▶

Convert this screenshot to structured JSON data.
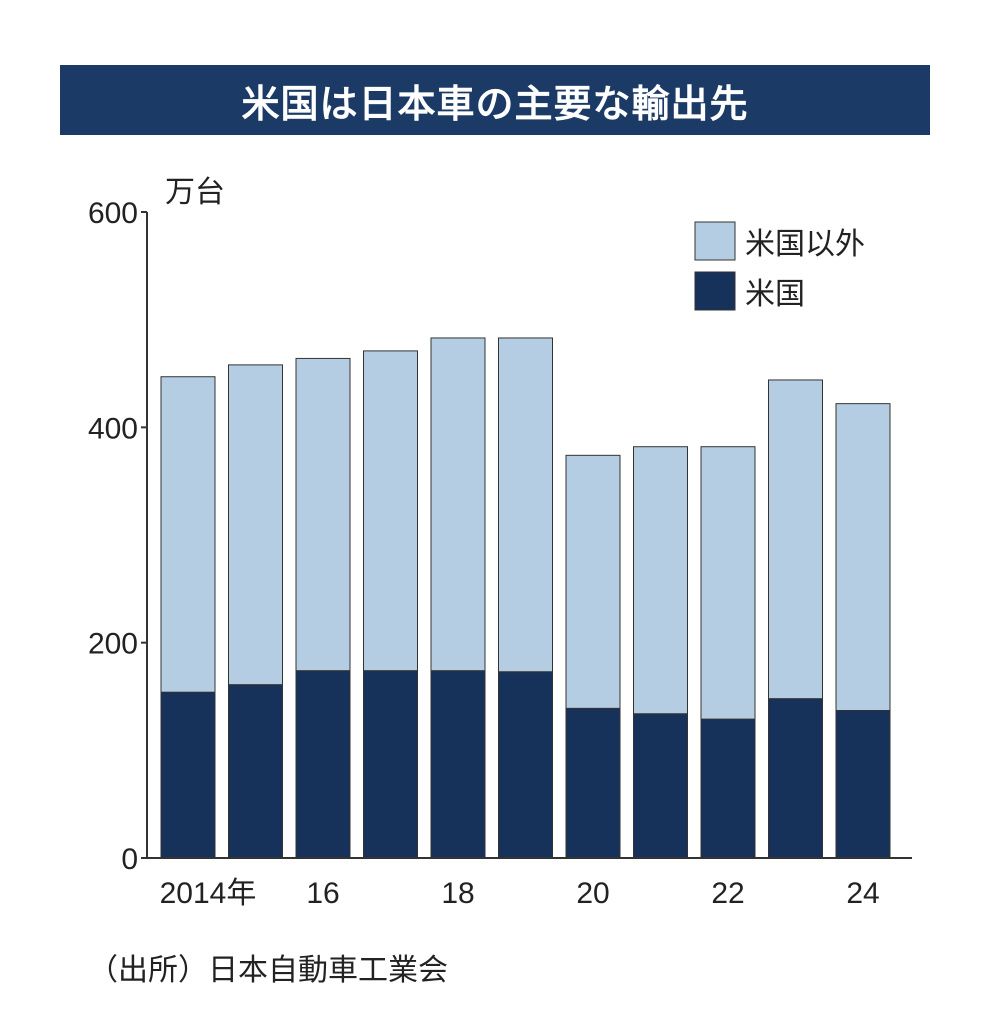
{
  "title": "米国は日本車の主要な輸出先",
  "source": "（出所）日本自動車工業会",
  "colors": {
    "title_bg": "#1b3a66",
    "us": "#17325a",
    "non_us": "#b5cde2"
  },
  "chart_data": {
    "type": "bar",
    "stacked": true,
    "title": "米国は日本車の主要な輸出先",
    "ylabel": "万台",
    "xlabel": "",
    "ylim": [
      0,
      600
    ],
    "yticks": [
      0,
      200,
      400,
      600
    ],
    "categories": [
      "2014",
      "2015",
      "2016",
      "2017",
      "2018",
      "2019",
      "2020",
      "2021",
      "2022",
      "2023",
      "2024"
    ],
    "xtick_labels": [
      {
        "category": "2014",
        "label": "2014年"
      },
      {
        "category": "2016",
        "label": "16"
      },
      {
        "category": "2018",
        "label": "18"
      },
      {
        "category": "2020",
        "label": "20"
      },
      {
        "category": "2022",
        "label": "22"
      },
      {
        "category": "2024",
        "label": "24"
      }
    ],
    "legend_position": "top-right",
    "grid": false,
    "series": [
      {
        "name": "米国",
        "color": "#17325a",
        "values": [
          154,
          161,
          174,
          174,
          174,
          173,
          139,
          134,
          129,
          148,
          137
        ]
      },
      {
        "name": "米国以外",
        "color": "#b5cde2",
        "values": [
          293,
          297,
          290,
          297,
          309,
          310,
          235,
          248,
          253,
          296,
          285
        ]
      }
    ]
  }
}
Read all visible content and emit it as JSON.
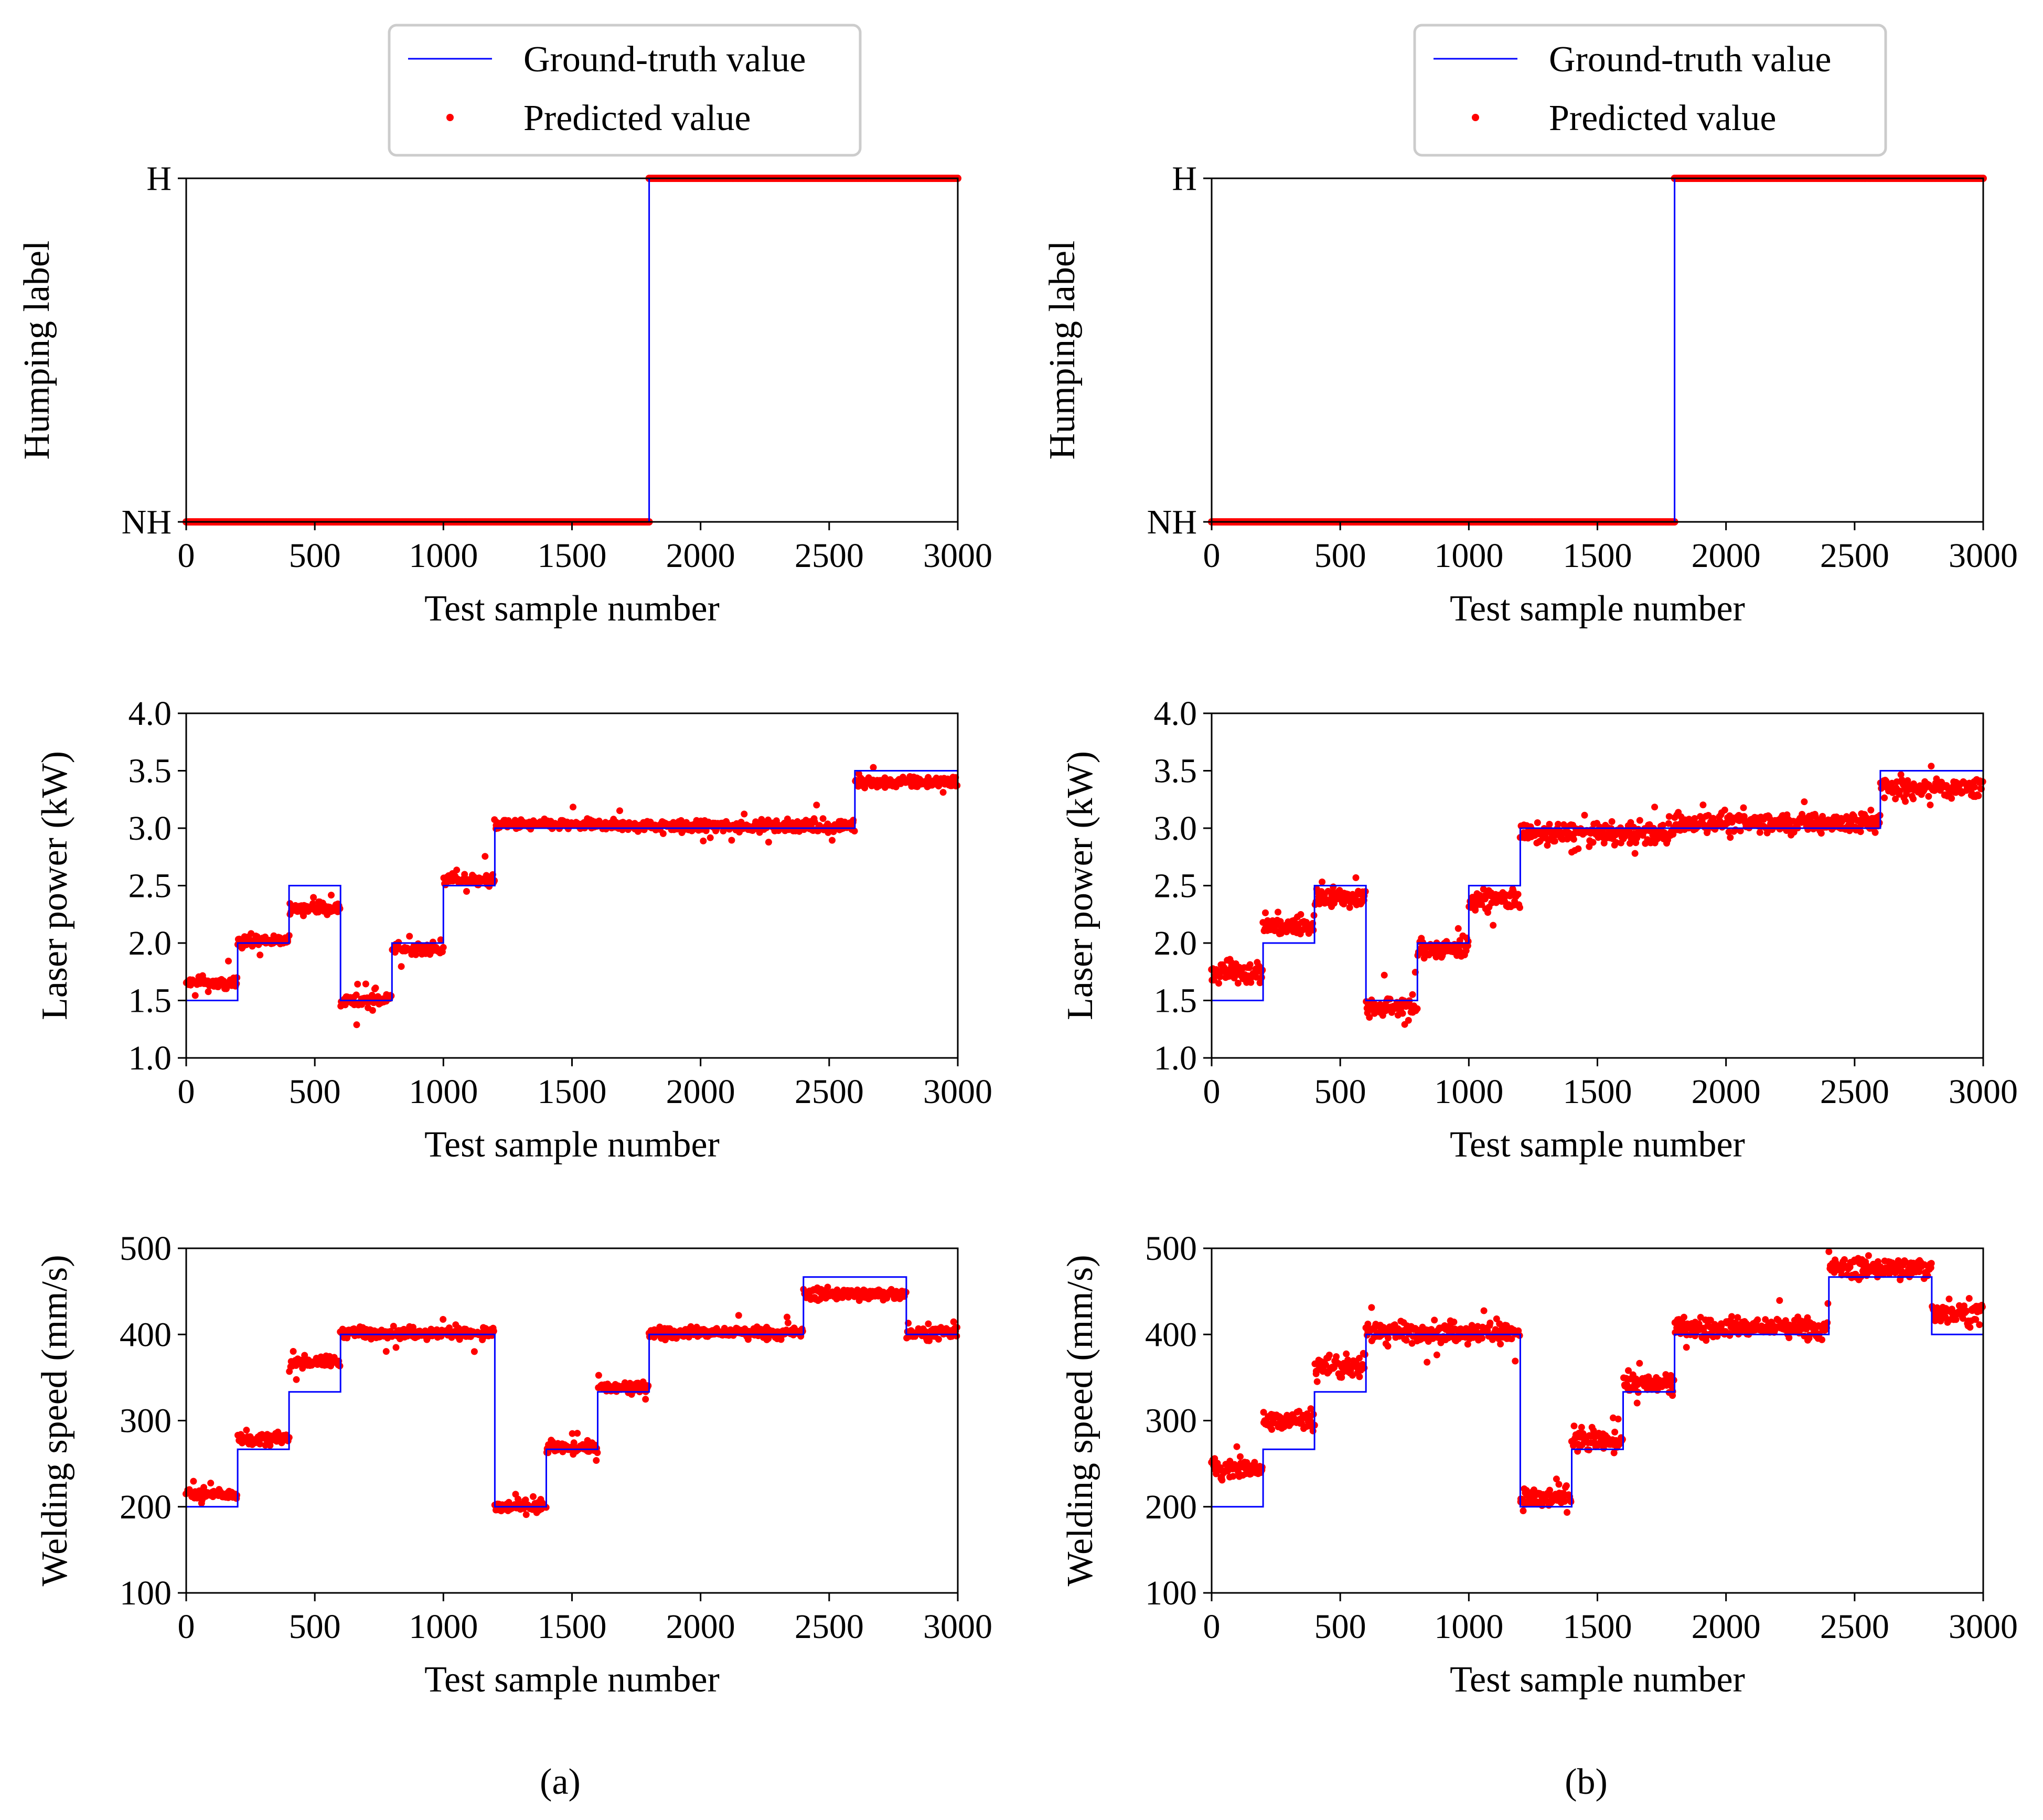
{
  "legend": {
    "ground_truth_label": "Ground-truth value",
    "predicted_label": "Predicted value",
    "ground_truth_color": "#0000ff",
    "predicted_color": "#ff0000"
  },
  "captions": [
    "(a)",
    "(b)"
  ],
  "chart_data": [
    {
      "id": "a-humping",
      "panel": "a",
      "type": "line+scatter",
      "xlabel": "Test sample number",
      "ylabel": "Humping label",
      "xlim": [
        0,
        3000
      ],
      "ylim": [
        0,
        1
      ],
      "xticks": [
        0,
        500,
        1000,
        1500,
        2000,
        2500,
        3000
      ],
      "yticks": [
        0,
        1
      ],
      "ytick_labels": [
        "NH",
        "H"
      ],
      "ground_truth_steps": [
        [
          0,
          1800,
          0
        ],
        [
          1800,
          3000,
          1
        ]
      ],
      "predicted": {
        "noise": 0,
        "outliers": 0
      }
    },
    {
      "id": "a-power",
      "panel": "a",
      "type": "line+scatter",
      "xlabel": "Test sample number",
      "ylabel": "Laser power (kW)",
      "xlim": [
        0,
        3000
      ],
      "ylim": [
        1.0,
        4.0
      ],
      "xticks": [
        0,
        500,
        1000,
        1500,
        2000,
        2500,
        3000
      ],
      "yticks": [
        1.0,
        1.5,
        2.0,
        2.5,
        3.0,
        3.5,
        4.0
      ],
      "ytick_labels": [
        "1.0",
        "1.5",
        "2.0",
        "2.5",
        "3.0",
        "3.5",
        "4.0"
      ],
      "ground_truth_steps": [
        [
          0,
          200,
          1.5
        ],
        [
          200,
          400,
          2.0
        ],
        [
          400,
          600,
          2.5
        ],
        [
          600,
          800,
          1.5
        ],
        [
          800,
          1000,
          2.0
        ],
        [
          1000,
          1200,
          2.5
        ],
        [
          1200,
          2600,
          3.0
        ],
        [
          2600,
          3000,
          3.5
        ]
      ],
      "predicted_offsets": [
        [
          0,
          200,
          0.15
        ],
        [
          200,
          400,
          0.02
        ],
        [
          400,
          600,
          -0.2
        ],
        [
          600,
          800,
          0.0
        ],
        [
          800,
          1000,
          -0.05
        ],
        [
          1000,
          1200,
          0.05
        ],
        [
          1200,
          1800,
          0.03
        ],
        [
          1800,
          2600,
          0.02
        ],
        [
          2600,
          3000,
          -0.1
        ]
      ],
      "predicted": {
        "noise": 0.07,
        "outliers": 0.25
      }
    },
    {
      "id": "a-speed",
      "panel": "a",
      "type": "line+scatter",
      "xlabel": "Test sample number",
      "ylabel": "Welding speed (mm/s)",
      "xlim": [
        0,
        3000
      ],
      "ylim": [
        100,
        500
      ],
      "xticks": [
        0,
        500,
        1000,
        1500,
        2000,
        2500,
        3000
      ],
      "yticks": [
        100,
        200,
        300,
        400,
        500
      ],
      "ytick_labels": [
        "100",
        "200",
        "300",
        "400",
        "500"
      ],
      "ground_truth_steps": [
        [
          0,
          200,
          200
        ],
        [
          200,
          400,
          266.7
        ],
        [
          400,
          600,
          333.3
        ],
        [
          600,
          1200,
          400
        ],
        [
          1200,
          1400,
          200
        ],
        [
          1400,
          1600,
          266.7
        ],
        [
          1600,
          1800,
          333.3
        ],
        [
          1800,
          2400,
          400
        ],
        [
          2400,
          2800,
          466.7
        ],
        [
          2800,
          3000,
          400
        ]
      ],
      "predicted_offsets": [
        [
          0,
          200,
          15
        ],
        [
          200,
          400,
          12
        ],
        [
          400,
          600,
          35
        ],
        [
          600,
          1200,
          2
        ],
        [
          1200,
          1400,
          0
        ],
        [
          1400,
          1600,
          2
        ],
        [
          1600,
          1800,
          5
        ],
        [
          1800,
          2400,
          2
        ],
        [
          2400,
          2800,
          -20
        ],
        [
          2800,
          3000,
          2
        ]
      ],
      "predicted": {
        "noise": 10,
        "outliers": 30
      }
    },
    {
      "id": "b-humping",
      "panel": "b",
      "type": "line+scatter",
      "xlabel": "Test sample number",
      "ylabel": "Humping label",
      "xlim": [
        0,
        3000
      ],
      "ylim": [
        0,
        1
      ],
      "xticks": [
        0,
        500,
        1000,
        1500,
        2000,
        2500,
        3000
      ],
      "yticks": [
        0,
        1
      ],
      "ytick_labels": [
        "NH",
        "H"
      ],
      "ground_truth_steps": [
        [
          0,
          1800,
          0
        ],
        [
          1800,
          3000,
          1
        ]
      ],
      "predicted": {
        "noise": 0,
        "outliers": 0
      }
    },
    {
      "id": "b-power",
      "panel": "b",
      "type": "line+scatter",
      "xlabel": "Test sample number",
      "ylabel": "Laser power (kW)",
      "xlim": [
        0,
        3000
      ],
      "ylim": [
        1.0,
        4.0
      ],
      "xticks": [
        0,
        500,
        1000,
        1500,
        2000,
        2500,
        3000
      ],
      "yticks": [
        1.0,
        1.5,
        2.0,
        2.5,
        3.0,
        3.5,
        4.0
      ],
      "ytick_labels": [
        "1.0",
        "1.5",
        "2.0",
        "2.5",
        "3.0",
        "3.5",
        "4.0"
      ],
      "ground_truth_steps": [
        [
          0,
          200,
          1.5
        ],
        [
          200,
          400,
          2.0
        ],
        [
          400,
          600,
          2.5
        ],
        [
          600,
          800,
          1.5
        ],
        [
          800,
          1000,
          2.0
        ],
        [
          1000,
          1200,
          2.5
        ],
        [
          1200,
          2600,
          3.0
        ],
        [
          2600,
          3000,
          3.5
        ]
      ],
      "predicted_offsets": [
        [
          0,
          200,
          0.25
        ],
        [
          200,
          400,
          0.15
        ],
        [
          400,
          600,
          -0.1
        ],
        [
          600,
          800,
          -0.05
        ],
        [
          800,
          1000,
          -0.05
        ],
        [
          1000,
          1200,
          -0.12
        ],
        [
          1200,
          1800,
          -0.05
        ],
        [
          1800,
          2600,
          0.05
        ],
        [
          2600,
          3000,
          -0.15
        ]
      ],
      "predicted": {
        "noise": 0.13,
        "outliers": 0.3
      }
    },
    {
      "id": "b-speed",
      "panel": "b",
      "type": "line+scatter",
      "xlabel": "Test sample number",
      "ylabel": "Welding speed (mm/s)",
      "xlim": [
        0,
        3000
      ],
      "ylim": [
        100,
        500
      ],
      "xticks": [
        0,
        500,
        1000,
        1500,
        2000,
        2500,
        3000
      ],
      "yticks": [
        100,
        200,
        300,
        400,
        500
      ],
      "ytick_labels": [
        "100",
        "200",
        "300",
        "400",
        "500"
      ],
      "ground_truth_steps": [
        [
          0,
          200,
          200
        ],
        [
          200,
          400,
          266.7
        ],
        [
          400,
          600,
          333.3
        ],
        [
          600,
          1200,
          400
        ],
        [
          1200,
          1400,
          200
        ],
        [
          1400,
          1600,
          266.7
        ],
        [
          1600,
          1800,
          333.3
        ],
        [
          1800,
          2400,
          400
        ],
        [
          2400,
          2800,
          466.7
        ],
        [
          2800,
          3000,
          400
        ]
      ],
      "predicted_offsets": [
        [
          0,
          200,
          45
        ],
        [
          200,
          400,
          35
        ],
        [
          400,
          600,
          30
        ],
        [
          600,
          1200,
          3
        ],
        [
          1200,
          1400,
          10
        ],
        [
          1400,
          1600,
          10
        ],
        [
          1600,
          1800,
          10
        ],
        [
          1800,
          2400,
          8
        ],
        [
          2400,
          2800,
          10
        ],
        [
          2800,
          3000,
          25
        ]
      ],
      "predicted": {
        "noise": 18,
        "outliers": 45
      }
    }
  ]
}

◀

Stated goal ->
Write out every line from the entries where "JSON" appears.

Answer for the task ->
Convert this screenshot to structured JSON data.
Read all visible content and emit it as JSON.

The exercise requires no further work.